Stored data entries
= = = = = = =
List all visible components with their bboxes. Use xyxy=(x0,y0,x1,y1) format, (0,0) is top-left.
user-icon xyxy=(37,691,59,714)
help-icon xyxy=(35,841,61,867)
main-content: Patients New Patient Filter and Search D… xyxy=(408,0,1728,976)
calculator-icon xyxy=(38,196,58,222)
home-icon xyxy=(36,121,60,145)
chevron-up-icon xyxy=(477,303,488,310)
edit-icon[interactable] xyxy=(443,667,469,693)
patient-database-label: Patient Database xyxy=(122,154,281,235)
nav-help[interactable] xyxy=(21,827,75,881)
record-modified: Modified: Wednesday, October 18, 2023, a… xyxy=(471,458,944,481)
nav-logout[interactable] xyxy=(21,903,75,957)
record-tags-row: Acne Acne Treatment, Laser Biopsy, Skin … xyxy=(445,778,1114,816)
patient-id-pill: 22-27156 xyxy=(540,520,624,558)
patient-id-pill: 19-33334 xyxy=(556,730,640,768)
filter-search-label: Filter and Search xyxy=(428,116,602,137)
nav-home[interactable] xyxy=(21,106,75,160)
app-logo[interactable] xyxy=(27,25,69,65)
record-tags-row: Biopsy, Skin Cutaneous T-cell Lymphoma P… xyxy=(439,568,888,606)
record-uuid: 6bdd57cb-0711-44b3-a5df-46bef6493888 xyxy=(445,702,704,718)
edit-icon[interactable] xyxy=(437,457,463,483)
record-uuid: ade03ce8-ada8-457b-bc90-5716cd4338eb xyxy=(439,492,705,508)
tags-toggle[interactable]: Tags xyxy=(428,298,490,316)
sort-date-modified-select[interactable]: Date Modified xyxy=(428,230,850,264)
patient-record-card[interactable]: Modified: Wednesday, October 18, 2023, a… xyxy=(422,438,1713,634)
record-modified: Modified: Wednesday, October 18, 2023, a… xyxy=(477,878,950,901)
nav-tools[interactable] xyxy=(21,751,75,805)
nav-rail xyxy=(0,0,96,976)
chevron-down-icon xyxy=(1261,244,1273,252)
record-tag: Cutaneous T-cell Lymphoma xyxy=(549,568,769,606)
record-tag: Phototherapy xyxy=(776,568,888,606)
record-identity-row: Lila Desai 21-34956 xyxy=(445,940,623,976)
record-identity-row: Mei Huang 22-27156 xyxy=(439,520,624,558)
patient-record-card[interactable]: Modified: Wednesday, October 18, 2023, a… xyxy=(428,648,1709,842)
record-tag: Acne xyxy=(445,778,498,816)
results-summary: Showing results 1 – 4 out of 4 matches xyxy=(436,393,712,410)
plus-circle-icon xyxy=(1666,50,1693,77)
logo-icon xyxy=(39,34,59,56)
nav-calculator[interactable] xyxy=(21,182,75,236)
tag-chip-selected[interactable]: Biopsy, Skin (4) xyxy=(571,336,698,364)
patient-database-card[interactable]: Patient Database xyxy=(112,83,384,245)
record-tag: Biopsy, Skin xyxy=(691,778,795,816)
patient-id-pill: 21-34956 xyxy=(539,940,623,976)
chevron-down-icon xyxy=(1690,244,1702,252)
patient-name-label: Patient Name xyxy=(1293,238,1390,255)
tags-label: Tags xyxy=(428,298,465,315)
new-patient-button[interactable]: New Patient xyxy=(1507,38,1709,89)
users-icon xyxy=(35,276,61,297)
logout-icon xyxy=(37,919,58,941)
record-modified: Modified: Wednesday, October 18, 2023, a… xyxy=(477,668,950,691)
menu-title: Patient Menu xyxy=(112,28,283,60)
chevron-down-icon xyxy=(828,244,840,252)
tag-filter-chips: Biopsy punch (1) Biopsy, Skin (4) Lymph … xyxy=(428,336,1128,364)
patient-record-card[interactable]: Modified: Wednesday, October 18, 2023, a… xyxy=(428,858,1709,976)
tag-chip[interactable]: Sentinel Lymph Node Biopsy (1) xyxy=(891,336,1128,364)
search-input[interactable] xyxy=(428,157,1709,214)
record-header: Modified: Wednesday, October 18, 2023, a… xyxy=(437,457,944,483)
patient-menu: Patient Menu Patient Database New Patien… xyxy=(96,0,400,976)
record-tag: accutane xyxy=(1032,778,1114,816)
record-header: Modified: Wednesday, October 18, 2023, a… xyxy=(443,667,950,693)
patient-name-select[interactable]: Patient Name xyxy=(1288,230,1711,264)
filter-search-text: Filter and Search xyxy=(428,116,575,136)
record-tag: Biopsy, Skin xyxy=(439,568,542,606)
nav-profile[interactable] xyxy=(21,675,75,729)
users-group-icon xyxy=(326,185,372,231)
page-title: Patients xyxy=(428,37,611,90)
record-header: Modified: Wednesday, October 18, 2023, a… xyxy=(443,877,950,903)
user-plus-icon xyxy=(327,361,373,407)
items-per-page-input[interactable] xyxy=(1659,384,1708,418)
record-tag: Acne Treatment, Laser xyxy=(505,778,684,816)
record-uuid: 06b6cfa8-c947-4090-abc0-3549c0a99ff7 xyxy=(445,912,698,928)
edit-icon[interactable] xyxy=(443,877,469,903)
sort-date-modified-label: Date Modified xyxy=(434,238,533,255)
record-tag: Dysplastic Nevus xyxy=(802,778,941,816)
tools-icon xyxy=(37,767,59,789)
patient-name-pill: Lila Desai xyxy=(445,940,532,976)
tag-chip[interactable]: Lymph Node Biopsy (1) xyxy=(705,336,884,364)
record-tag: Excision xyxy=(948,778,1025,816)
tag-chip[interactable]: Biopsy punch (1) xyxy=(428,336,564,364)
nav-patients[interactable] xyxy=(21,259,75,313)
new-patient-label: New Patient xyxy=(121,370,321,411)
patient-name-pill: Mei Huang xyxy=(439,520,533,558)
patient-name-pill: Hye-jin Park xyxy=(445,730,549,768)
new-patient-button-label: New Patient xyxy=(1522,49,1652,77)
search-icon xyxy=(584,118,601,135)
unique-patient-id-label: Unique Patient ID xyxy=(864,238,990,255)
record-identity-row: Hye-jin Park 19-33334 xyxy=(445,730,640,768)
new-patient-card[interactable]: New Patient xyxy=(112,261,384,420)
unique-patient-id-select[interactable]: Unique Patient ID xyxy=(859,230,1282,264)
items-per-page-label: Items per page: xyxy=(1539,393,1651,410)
= = = = = = =
Exercise requirements
The answer should be a single number giving how many lines in the records hold the word "cell".

Solution to this task
2